━━━━━ DATA LINES

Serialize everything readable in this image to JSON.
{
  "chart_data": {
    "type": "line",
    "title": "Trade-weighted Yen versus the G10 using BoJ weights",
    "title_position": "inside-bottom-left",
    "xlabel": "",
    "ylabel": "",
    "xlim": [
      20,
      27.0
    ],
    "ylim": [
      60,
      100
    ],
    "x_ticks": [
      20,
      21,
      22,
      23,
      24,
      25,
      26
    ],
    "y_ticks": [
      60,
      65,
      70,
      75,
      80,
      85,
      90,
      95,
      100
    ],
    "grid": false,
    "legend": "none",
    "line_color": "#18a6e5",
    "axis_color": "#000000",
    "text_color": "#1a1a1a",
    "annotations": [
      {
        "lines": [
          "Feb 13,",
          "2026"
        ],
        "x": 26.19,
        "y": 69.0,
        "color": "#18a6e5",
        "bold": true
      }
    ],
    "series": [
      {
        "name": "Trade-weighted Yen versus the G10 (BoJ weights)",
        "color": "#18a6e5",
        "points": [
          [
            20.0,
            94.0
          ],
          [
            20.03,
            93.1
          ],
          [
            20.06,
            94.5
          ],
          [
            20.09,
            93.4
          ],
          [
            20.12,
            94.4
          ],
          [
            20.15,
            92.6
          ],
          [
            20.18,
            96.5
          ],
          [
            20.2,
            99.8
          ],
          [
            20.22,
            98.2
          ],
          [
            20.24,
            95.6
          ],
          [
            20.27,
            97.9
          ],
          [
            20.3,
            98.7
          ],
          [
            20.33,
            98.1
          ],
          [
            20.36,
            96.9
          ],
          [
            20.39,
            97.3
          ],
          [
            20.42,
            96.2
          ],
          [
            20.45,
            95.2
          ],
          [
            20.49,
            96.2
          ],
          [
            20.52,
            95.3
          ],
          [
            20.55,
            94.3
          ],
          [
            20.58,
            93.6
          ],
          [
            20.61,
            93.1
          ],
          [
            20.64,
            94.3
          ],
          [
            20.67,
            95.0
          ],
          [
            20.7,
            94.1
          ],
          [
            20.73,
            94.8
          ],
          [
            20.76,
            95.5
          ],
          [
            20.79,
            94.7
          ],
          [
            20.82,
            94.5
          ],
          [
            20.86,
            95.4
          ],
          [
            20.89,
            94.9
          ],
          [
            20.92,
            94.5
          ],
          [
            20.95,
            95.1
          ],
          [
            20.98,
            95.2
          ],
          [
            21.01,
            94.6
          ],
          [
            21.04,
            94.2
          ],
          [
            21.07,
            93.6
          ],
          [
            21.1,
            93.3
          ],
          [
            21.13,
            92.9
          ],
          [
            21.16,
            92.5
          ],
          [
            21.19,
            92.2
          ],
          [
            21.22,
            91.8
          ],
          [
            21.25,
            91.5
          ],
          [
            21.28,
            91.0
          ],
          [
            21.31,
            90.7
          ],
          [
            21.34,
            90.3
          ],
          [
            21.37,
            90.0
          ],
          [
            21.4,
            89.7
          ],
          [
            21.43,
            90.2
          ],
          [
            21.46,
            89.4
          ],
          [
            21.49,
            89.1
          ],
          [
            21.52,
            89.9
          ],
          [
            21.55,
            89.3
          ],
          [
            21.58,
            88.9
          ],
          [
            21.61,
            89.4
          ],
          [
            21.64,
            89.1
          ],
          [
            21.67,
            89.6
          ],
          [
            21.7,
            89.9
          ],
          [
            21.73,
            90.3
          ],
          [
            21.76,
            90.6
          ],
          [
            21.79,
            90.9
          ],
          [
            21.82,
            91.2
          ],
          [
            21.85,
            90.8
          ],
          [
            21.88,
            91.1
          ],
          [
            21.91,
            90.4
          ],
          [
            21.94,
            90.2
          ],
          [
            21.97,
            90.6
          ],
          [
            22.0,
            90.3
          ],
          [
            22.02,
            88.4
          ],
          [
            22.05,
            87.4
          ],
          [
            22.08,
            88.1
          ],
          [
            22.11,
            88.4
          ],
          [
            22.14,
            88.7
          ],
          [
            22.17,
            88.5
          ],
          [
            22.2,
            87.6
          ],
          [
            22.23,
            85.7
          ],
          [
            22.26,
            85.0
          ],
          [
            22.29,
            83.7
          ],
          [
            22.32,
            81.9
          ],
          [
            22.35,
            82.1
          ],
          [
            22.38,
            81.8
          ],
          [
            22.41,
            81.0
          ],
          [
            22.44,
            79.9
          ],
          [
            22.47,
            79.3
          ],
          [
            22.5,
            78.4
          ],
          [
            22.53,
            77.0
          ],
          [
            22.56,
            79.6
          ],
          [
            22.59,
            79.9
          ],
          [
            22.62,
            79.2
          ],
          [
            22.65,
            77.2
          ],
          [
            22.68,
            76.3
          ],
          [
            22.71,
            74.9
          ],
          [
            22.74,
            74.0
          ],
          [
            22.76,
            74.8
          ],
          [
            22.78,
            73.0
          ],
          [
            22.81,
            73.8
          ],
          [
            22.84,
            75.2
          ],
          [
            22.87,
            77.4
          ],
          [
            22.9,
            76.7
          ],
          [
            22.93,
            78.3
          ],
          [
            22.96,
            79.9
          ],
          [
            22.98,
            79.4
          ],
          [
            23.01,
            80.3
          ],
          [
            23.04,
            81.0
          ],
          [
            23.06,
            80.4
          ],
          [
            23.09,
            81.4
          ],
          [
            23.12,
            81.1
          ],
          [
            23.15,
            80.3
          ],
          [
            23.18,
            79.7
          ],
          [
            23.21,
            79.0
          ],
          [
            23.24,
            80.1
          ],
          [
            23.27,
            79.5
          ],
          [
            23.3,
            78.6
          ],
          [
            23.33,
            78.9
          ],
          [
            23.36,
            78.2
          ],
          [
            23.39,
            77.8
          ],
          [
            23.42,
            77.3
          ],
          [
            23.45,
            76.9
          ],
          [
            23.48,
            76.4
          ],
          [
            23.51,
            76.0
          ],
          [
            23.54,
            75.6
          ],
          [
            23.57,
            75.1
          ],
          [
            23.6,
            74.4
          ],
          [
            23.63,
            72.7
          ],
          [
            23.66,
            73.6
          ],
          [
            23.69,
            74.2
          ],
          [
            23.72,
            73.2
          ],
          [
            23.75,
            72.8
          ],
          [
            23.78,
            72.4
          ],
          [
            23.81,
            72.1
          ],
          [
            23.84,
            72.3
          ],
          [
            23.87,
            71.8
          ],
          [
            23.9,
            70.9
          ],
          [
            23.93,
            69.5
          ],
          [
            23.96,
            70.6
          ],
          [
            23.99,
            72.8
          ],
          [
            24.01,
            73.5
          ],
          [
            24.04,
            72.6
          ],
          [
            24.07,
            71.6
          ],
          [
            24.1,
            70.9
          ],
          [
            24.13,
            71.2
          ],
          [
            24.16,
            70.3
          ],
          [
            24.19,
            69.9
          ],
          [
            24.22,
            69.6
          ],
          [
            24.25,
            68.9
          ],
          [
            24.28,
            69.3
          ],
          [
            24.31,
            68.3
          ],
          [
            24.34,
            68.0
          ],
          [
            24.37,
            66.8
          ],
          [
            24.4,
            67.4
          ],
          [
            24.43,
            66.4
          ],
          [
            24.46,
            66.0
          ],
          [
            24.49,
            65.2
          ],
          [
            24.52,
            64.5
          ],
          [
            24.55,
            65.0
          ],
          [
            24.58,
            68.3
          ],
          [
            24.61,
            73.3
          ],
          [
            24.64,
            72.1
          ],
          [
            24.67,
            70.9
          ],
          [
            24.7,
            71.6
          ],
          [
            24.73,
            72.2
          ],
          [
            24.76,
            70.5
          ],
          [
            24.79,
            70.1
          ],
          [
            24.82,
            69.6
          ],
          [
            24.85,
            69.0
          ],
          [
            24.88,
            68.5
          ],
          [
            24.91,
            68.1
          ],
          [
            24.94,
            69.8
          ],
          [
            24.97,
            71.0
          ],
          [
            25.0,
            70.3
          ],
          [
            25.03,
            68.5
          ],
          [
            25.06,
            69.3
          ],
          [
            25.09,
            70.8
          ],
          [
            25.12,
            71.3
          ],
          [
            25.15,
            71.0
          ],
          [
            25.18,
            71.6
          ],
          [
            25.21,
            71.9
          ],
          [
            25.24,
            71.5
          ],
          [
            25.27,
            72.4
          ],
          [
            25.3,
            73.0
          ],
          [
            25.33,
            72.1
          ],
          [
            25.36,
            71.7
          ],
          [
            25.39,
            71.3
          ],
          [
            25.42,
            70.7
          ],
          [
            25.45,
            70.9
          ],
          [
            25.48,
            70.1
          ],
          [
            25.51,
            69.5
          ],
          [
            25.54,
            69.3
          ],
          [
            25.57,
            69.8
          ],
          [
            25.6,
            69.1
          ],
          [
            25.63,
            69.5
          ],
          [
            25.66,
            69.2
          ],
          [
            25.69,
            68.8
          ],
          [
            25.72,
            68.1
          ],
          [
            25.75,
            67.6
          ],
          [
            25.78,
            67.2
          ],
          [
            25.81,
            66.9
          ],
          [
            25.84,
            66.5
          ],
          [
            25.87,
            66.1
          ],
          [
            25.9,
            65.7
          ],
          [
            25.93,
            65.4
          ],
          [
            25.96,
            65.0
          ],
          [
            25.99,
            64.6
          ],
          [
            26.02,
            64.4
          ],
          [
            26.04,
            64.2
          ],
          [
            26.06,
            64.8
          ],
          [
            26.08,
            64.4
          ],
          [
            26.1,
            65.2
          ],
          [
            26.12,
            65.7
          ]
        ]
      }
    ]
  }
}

━━━━━━━━━━

Check each line of the entries above for the word "versus". List the ones that have it.

    "title": "Trade-weighted Yen versus the G10 using BoJ weights",
        "name": "Trade-weighted Yen versus the G10 (BoJ weights)",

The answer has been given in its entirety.